===== Data section =====

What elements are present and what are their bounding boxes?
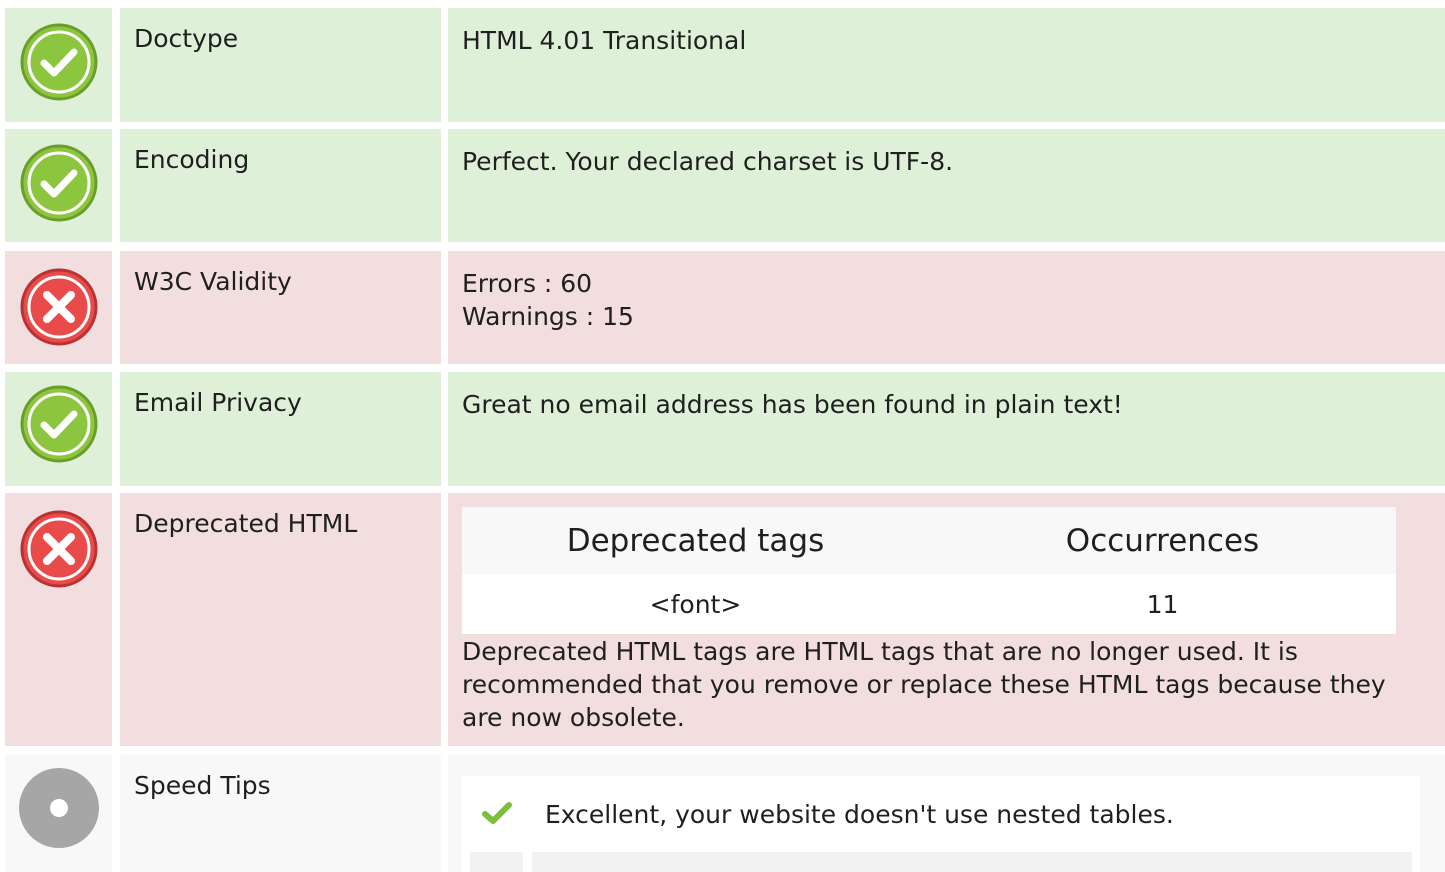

=====
===== Data section =====

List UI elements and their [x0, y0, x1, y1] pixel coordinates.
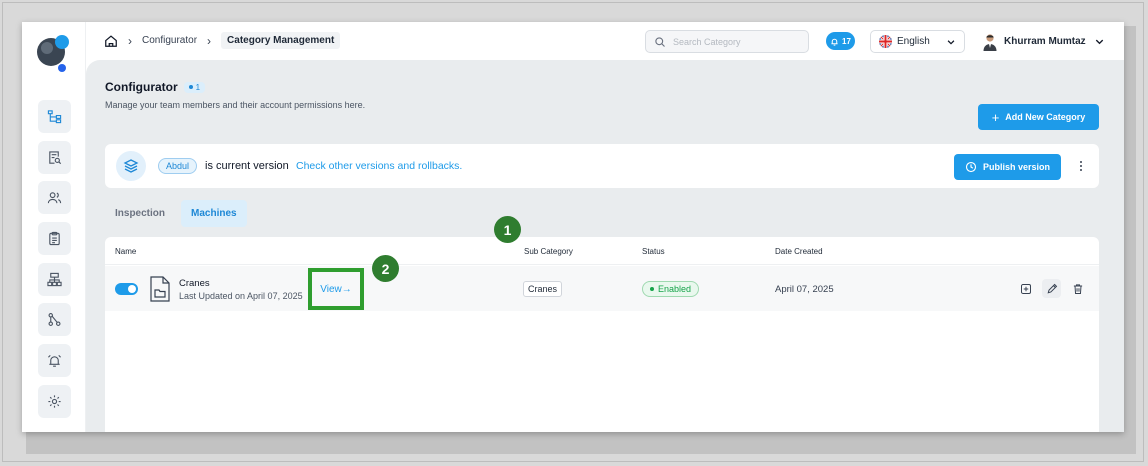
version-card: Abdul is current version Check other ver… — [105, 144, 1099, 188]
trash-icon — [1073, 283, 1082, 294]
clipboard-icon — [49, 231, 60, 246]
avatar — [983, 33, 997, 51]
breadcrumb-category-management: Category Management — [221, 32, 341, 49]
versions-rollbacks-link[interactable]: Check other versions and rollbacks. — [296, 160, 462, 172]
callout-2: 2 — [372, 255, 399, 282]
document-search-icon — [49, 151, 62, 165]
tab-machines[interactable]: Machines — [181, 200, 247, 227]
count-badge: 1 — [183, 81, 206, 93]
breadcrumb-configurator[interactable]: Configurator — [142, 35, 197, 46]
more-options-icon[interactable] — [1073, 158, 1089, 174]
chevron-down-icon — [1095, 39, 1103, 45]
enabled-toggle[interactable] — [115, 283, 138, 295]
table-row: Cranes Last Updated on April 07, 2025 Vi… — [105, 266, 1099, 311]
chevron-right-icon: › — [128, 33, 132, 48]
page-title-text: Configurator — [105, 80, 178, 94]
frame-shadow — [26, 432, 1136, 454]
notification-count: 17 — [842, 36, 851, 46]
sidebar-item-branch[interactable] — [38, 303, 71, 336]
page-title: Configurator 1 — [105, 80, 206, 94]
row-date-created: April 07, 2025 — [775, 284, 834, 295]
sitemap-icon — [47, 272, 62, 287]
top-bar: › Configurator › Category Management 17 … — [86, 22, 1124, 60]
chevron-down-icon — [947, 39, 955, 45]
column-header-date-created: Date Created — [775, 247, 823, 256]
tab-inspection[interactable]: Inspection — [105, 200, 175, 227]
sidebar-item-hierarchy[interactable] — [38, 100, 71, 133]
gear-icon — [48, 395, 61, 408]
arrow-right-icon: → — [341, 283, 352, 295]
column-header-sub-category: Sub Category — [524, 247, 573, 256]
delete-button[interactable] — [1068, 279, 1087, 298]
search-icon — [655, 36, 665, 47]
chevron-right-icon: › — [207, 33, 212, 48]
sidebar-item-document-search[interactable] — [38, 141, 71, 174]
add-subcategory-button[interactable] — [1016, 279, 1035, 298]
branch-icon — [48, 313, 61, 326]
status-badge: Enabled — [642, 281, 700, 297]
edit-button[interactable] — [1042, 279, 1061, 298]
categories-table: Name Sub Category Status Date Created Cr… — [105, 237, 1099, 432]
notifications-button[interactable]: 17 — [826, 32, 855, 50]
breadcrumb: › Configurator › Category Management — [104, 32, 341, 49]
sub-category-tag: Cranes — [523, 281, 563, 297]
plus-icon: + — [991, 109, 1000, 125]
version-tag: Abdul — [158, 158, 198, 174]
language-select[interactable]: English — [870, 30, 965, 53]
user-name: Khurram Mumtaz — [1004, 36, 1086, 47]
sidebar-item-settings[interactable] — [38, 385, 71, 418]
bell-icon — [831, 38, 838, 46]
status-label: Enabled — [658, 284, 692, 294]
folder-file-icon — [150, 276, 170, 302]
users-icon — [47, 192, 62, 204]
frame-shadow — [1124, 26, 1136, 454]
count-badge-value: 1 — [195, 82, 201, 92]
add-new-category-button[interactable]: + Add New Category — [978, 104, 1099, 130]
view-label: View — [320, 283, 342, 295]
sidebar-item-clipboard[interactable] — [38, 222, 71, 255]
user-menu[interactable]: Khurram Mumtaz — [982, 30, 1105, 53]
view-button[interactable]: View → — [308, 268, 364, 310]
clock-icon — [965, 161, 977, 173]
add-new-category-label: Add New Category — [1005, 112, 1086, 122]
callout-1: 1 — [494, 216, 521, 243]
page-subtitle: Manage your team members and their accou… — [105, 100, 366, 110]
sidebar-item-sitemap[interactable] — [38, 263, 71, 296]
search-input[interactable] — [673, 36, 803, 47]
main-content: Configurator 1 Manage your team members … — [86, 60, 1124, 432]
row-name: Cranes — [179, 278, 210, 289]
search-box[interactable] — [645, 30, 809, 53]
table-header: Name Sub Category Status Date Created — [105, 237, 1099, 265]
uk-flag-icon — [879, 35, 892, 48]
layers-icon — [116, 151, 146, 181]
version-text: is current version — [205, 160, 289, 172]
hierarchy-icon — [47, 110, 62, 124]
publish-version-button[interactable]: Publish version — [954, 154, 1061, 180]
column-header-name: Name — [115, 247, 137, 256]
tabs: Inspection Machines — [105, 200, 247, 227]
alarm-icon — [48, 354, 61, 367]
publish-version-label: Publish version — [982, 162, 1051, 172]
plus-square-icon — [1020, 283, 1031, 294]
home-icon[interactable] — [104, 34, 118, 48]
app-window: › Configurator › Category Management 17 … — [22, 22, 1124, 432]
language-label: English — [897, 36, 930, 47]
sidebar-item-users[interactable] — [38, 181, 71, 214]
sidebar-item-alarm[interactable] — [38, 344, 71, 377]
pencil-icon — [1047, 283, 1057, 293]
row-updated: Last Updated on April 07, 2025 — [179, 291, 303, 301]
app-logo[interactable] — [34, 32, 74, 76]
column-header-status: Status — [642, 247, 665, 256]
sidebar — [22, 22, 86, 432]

=====

### Requirements
Convert the items in the stretch from the line containing "List UI elements" through the line containing "arrow-right-icon: → — [341, 283, 352, 295]" into a two-column CSV with the columns instruction and output. Give one row per request, with its text and its answer each in a single quoted field and line breaks replaced by spaces, and leave the pictures out.

### Result of the task
instruction,output
"List UI elements and their [x0, y0, x1, y1] pixel coordinates.","version-card: Abdul is current version Check other ver… — [105, 144, 1099, 188] trash-icon — [1073, 283, 1082, 294] clipboard-icon — [49, 231, 60, 246] avatar — [983, 33, 997, 51] breadcrumb-category-management: Category Management — [221, 32, 341, 49] versions-rollbacks-link[interactable]: Check other versions and rollbacks. — [296, 160, 462, 172] callout-2: 2 — [372, 255, 399, 282] document-search-icon — [49, 151, 62, 165] tab-machines[interactable]: Machines — [181, 200, 247, 227] count-badge: 1 — [183, 81, 206, 93] breadcrumb-configurator[interactable]: Configurator — [142, 35, 197, 46] more-options-icon[interactable] — [1073, 158, 1089, 174] chevron-down-icon — [1095, 39, 1103, 45] enabled-toggle[interactable] — [115, 283, 138, 295] table-row: Cranes Last Updated on April 07, 2025 Vi… — [105, 266, 1099, 311] chevron-right-icon: › — [128, 33, 132, 48] page-title-text: Configurator — [105, 80, 178, 94] frame-shadow — [26, 432, 1136, 454] notification-count: 17 — [842, 36, 851, 46] sidebar-item-branch[interactable] — [38, 303, 71, 336] page-title: Configurator 1 — [105, 80, 206, 94] row-date-created: April 07, 2025 — [775, 284, 834, 295] sitemap-icon — [47, 272, 62, 287] top-bar: › Configurator › Category Management 17 … — [86, 22, 1124, 60] chevron-down-icon — [947, 39, 955, 45] column-header-date-created: Date Created — [775, 247, 823, 256] tab-inspection[interactable]: Inspection — [105, 200, 175, 227] sidebar-item-hierarchy[interactable] — [38, 100, 71, 133] gear-icon — [48, 395, 61, 408] arrow-right-icon: → — [341, 283, 352, 295]"